## Exercise
Pull every line containing "party" out of the material below.

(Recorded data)
>> begin

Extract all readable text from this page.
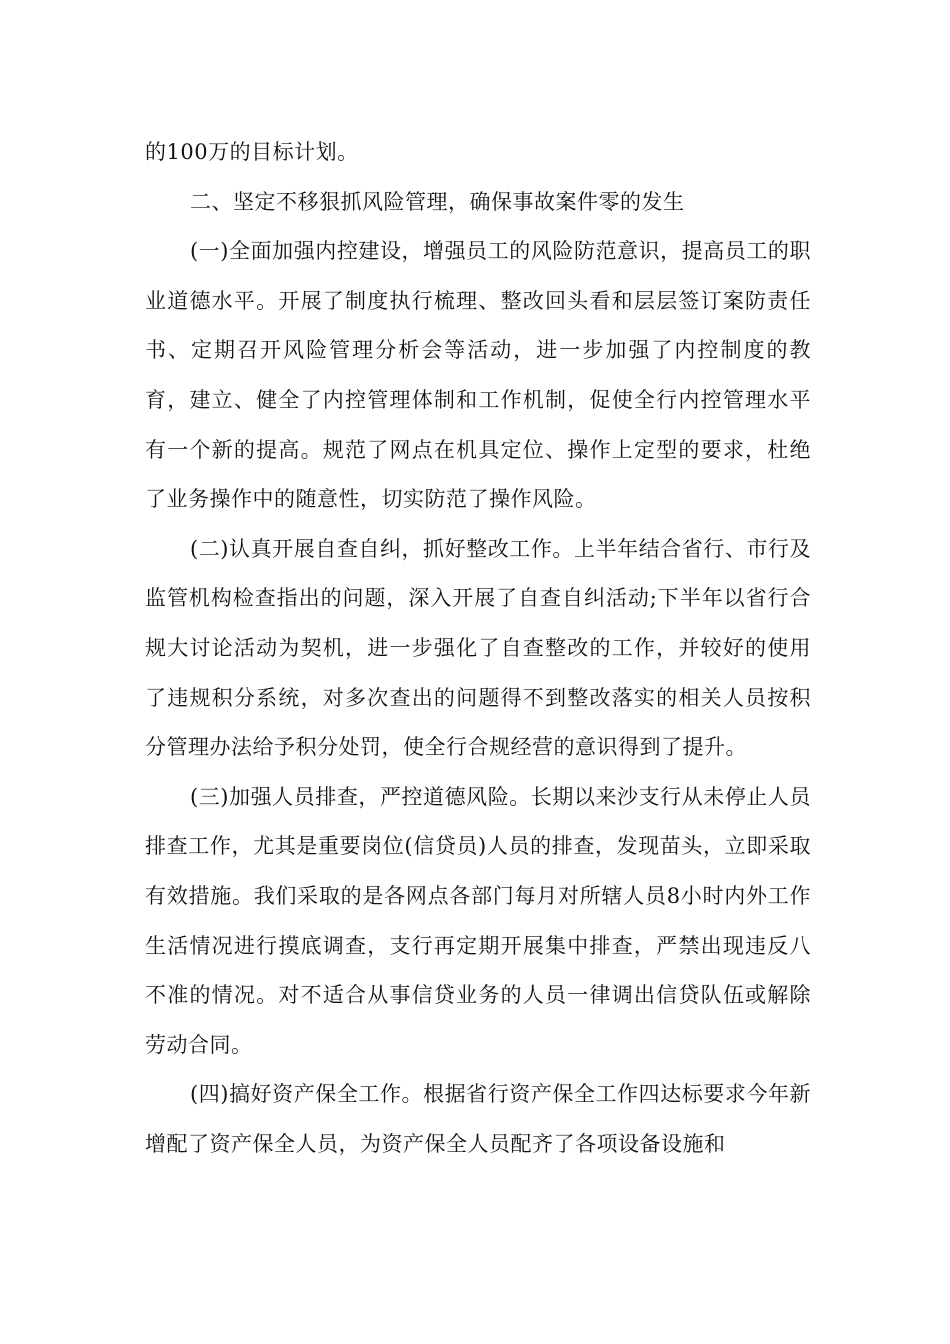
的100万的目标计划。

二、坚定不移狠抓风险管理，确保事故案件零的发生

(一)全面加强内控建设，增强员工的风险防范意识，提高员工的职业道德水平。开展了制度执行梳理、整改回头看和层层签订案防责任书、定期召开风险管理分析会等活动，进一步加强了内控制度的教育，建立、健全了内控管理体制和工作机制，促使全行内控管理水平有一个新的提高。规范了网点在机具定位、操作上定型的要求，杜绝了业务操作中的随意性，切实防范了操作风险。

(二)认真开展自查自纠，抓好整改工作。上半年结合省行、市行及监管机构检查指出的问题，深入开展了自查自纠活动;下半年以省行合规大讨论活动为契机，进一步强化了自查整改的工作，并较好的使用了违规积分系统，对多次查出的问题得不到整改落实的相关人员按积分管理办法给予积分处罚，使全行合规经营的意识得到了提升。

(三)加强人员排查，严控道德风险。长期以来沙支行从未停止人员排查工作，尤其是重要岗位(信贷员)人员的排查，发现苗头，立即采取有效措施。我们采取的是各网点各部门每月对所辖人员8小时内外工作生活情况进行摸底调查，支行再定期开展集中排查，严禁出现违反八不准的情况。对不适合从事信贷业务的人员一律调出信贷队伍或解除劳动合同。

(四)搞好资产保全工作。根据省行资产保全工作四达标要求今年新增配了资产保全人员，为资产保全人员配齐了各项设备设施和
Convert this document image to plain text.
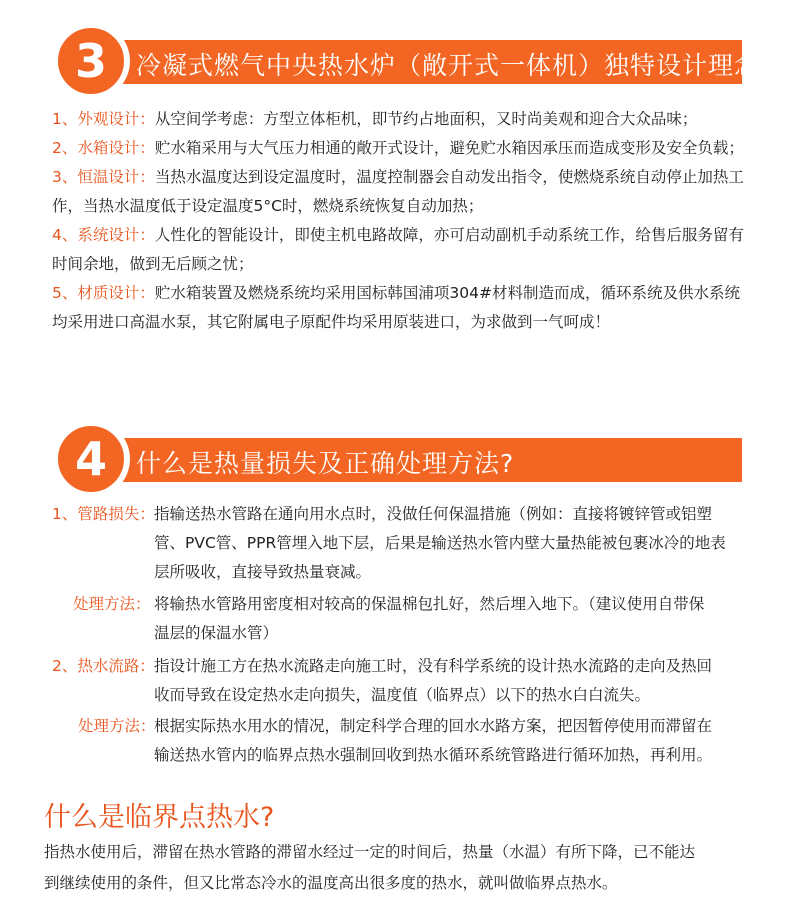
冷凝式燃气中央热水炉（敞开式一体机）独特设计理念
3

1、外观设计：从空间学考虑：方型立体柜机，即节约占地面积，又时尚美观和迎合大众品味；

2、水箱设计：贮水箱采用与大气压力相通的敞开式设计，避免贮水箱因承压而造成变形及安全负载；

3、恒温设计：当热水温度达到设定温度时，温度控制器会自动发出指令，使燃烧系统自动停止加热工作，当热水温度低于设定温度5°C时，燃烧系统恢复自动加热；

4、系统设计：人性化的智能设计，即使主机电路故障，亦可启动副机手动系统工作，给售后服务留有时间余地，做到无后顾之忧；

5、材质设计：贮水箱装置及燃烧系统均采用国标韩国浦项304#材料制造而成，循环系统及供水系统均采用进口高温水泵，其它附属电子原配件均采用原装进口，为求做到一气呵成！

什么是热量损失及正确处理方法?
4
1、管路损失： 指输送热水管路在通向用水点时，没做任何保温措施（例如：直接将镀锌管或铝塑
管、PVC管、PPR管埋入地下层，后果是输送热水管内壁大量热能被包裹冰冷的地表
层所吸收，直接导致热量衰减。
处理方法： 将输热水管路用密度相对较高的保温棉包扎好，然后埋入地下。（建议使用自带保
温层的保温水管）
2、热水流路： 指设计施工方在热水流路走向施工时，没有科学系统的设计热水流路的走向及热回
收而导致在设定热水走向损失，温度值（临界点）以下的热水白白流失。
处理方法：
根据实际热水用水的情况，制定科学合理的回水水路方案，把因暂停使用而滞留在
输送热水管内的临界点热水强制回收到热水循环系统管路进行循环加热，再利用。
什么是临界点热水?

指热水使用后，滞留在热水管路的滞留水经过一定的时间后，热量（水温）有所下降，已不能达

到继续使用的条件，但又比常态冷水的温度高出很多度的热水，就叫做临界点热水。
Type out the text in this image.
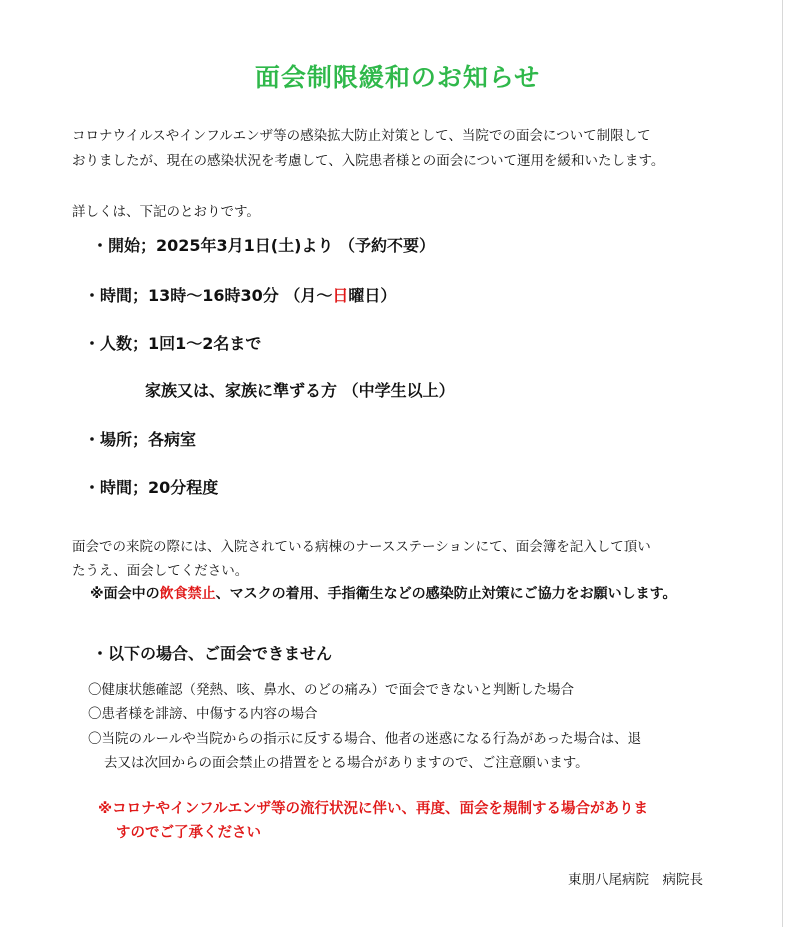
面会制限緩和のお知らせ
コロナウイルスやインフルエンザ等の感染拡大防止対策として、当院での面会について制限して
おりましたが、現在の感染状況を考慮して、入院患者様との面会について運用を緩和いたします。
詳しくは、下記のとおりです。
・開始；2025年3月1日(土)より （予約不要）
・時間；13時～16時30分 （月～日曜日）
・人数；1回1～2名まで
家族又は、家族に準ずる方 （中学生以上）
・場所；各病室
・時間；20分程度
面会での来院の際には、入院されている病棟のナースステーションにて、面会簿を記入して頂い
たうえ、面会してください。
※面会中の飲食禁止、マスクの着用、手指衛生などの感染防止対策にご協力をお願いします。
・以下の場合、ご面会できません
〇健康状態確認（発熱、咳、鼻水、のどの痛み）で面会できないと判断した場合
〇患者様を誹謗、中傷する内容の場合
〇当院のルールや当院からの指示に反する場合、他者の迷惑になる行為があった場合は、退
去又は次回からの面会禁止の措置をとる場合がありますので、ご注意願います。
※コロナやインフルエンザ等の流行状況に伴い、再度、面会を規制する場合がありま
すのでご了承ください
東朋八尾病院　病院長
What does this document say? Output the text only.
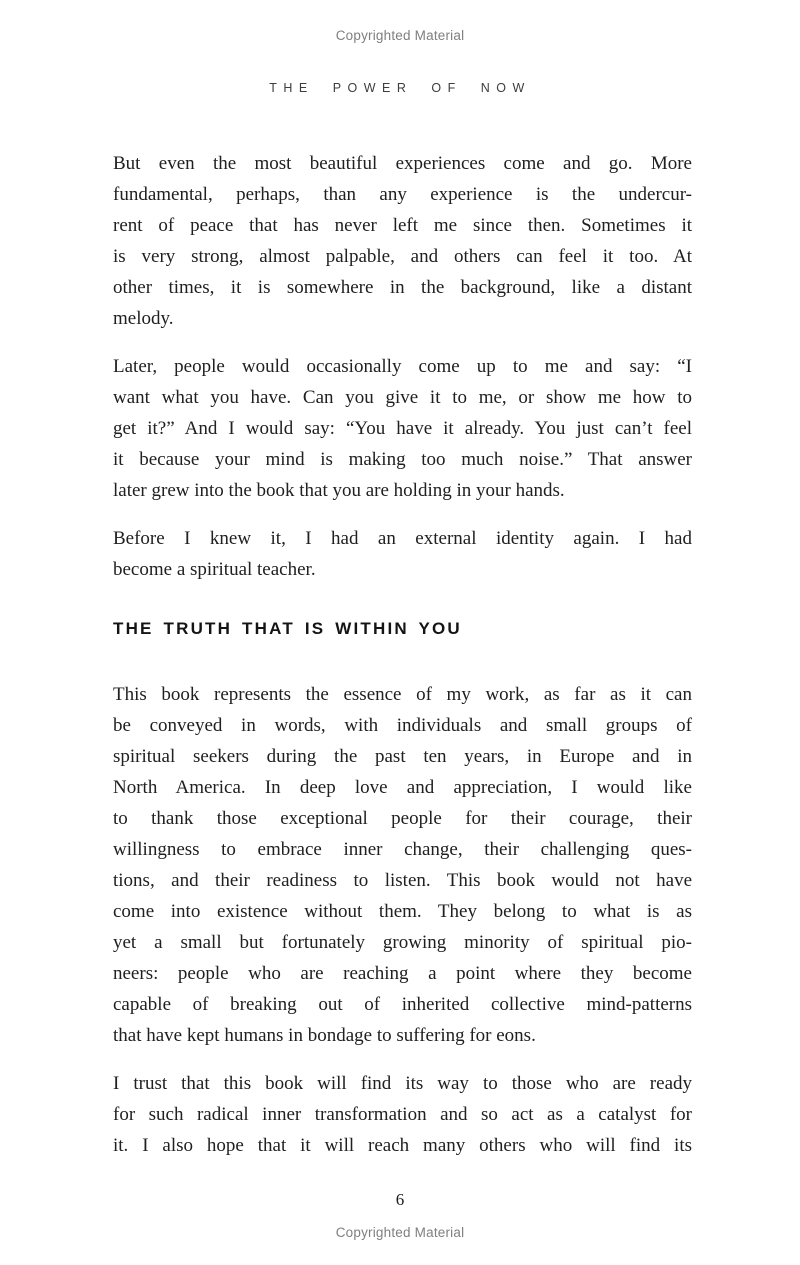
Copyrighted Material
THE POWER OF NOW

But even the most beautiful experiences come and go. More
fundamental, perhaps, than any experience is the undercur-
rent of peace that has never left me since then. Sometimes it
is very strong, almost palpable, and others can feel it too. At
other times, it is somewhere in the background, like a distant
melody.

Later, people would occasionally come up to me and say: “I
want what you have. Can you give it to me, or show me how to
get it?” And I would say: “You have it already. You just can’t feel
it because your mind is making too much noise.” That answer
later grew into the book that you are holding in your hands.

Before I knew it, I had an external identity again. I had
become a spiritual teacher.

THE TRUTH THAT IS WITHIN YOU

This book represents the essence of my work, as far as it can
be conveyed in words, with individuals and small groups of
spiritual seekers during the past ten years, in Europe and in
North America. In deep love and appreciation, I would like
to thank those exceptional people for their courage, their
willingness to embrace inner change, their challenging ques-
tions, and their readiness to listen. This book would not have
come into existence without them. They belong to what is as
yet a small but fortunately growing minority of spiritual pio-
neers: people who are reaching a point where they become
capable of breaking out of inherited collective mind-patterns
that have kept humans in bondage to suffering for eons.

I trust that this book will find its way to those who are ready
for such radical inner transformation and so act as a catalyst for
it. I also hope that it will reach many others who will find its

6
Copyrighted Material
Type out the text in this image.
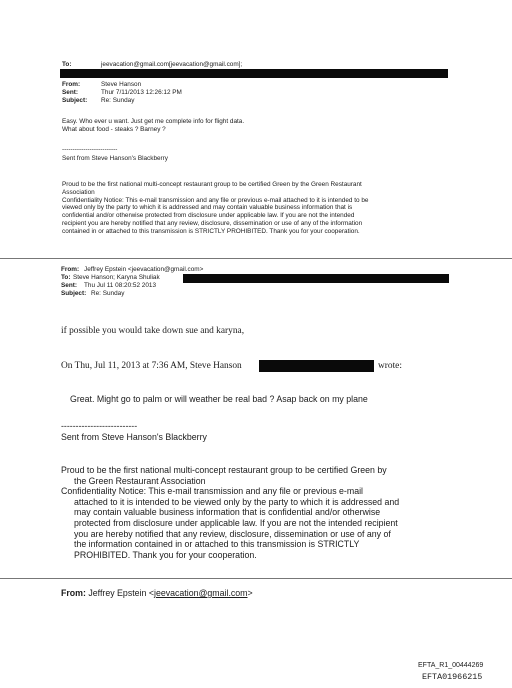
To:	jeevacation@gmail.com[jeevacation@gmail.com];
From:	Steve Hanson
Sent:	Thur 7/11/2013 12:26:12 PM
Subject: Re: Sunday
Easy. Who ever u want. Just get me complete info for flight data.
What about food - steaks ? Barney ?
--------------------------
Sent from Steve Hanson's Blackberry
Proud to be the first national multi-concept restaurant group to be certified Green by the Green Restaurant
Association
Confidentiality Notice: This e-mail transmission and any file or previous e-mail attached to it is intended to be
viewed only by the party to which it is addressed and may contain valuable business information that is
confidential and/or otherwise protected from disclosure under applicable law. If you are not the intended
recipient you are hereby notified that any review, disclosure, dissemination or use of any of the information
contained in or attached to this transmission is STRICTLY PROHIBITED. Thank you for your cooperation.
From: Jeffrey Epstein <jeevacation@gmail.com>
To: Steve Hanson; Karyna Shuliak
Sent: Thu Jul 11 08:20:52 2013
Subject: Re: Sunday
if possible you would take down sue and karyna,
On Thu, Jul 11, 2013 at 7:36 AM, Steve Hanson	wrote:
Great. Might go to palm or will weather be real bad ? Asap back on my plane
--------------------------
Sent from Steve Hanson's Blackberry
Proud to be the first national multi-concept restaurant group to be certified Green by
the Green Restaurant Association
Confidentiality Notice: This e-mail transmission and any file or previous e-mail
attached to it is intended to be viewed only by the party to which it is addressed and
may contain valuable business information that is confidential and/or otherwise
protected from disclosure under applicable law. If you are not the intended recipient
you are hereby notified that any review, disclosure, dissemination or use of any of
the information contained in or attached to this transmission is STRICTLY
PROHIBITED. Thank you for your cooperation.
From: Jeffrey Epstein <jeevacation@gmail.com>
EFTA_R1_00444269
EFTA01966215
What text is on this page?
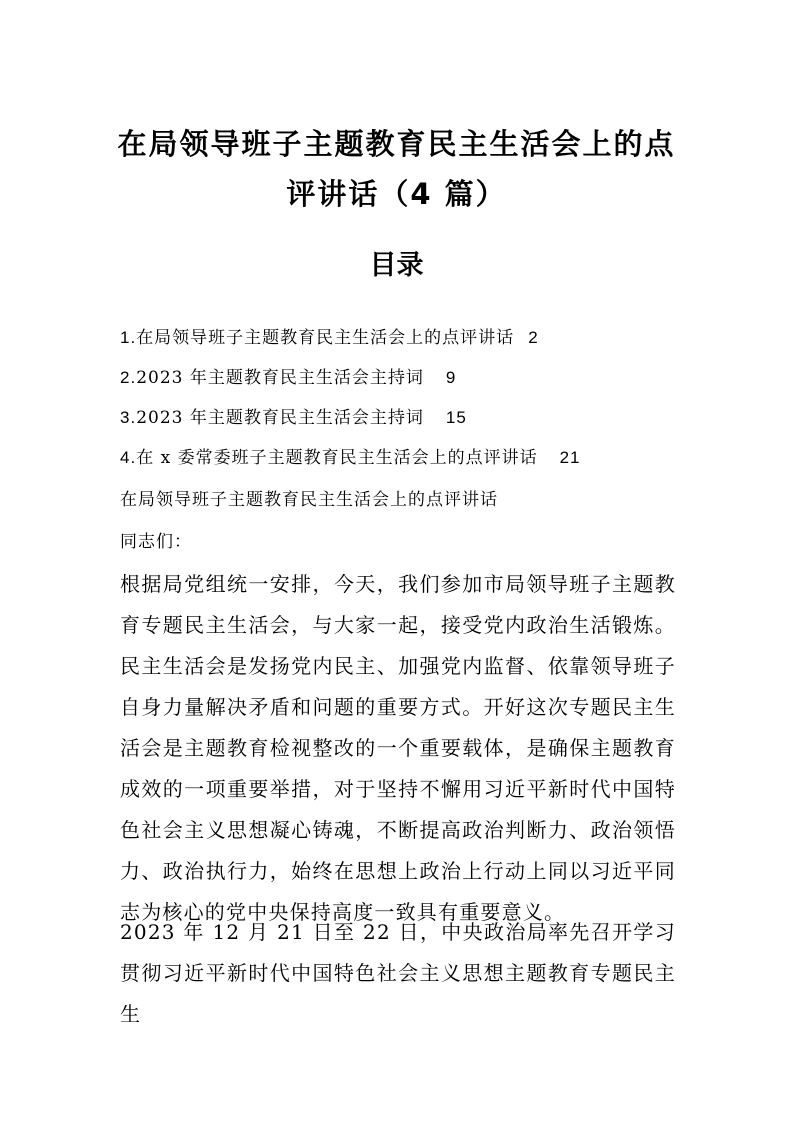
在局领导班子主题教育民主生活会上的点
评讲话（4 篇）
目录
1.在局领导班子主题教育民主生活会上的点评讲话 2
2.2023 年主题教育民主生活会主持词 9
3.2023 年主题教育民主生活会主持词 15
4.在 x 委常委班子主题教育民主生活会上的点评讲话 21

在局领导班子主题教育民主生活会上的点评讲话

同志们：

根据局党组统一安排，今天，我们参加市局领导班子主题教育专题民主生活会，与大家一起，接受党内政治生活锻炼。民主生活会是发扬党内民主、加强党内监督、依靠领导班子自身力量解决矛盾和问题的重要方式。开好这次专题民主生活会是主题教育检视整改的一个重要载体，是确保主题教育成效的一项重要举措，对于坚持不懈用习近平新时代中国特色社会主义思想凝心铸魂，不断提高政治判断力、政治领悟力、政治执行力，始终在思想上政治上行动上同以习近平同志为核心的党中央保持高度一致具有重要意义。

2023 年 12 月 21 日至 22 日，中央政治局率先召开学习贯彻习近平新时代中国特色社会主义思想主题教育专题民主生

>> end

## Worked solution
viewed only by the party to which it is addressed and may contain valuable business information that is
attached to it is intended to be viewed only by the party to which it is addressed and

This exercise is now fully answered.